Reading the listing below, count the lines that contain the word "topped" and give that count alone.
-----
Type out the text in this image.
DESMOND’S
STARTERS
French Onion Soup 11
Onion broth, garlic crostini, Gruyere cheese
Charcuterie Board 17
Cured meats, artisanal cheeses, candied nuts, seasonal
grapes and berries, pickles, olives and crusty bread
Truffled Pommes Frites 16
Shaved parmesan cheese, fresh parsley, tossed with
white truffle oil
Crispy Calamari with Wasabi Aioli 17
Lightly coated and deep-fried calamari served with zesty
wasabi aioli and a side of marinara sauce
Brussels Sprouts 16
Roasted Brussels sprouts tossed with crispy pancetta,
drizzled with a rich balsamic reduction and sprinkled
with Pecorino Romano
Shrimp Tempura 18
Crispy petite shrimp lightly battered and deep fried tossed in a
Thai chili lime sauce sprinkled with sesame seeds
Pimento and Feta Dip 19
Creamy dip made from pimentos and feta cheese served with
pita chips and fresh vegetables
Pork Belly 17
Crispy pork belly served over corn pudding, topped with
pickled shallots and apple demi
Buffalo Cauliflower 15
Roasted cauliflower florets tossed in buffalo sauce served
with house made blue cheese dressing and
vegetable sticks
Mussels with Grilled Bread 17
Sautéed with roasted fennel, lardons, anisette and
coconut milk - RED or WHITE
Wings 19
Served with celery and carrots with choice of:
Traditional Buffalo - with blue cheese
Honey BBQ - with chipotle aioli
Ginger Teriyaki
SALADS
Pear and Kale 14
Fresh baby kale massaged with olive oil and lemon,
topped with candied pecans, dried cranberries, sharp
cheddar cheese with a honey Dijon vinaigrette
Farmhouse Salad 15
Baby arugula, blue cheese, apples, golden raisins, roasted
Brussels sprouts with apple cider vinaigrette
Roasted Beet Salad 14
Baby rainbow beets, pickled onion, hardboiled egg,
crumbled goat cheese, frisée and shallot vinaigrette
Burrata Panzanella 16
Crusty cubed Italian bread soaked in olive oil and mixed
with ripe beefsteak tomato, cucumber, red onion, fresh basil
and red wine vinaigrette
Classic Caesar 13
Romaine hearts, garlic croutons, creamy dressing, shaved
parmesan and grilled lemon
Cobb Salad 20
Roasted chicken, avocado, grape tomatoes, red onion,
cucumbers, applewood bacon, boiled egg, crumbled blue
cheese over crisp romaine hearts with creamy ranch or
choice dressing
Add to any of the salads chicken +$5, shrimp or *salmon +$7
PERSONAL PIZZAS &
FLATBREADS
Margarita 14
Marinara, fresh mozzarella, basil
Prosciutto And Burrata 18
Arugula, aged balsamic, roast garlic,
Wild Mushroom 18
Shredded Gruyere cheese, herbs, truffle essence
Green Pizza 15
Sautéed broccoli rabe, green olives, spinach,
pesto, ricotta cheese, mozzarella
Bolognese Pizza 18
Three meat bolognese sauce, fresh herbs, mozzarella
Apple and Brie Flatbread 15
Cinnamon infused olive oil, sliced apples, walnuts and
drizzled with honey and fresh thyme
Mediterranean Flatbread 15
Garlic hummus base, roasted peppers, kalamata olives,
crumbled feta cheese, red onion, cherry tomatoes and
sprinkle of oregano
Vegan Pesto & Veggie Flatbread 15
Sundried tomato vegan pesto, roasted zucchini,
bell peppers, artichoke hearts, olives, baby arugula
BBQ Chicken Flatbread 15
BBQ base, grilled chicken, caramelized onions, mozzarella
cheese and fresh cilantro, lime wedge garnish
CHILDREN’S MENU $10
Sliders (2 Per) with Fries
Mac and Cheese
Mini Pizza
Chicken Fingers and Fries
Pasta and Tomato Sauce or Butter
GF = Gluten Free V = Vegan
-----
Written response: 2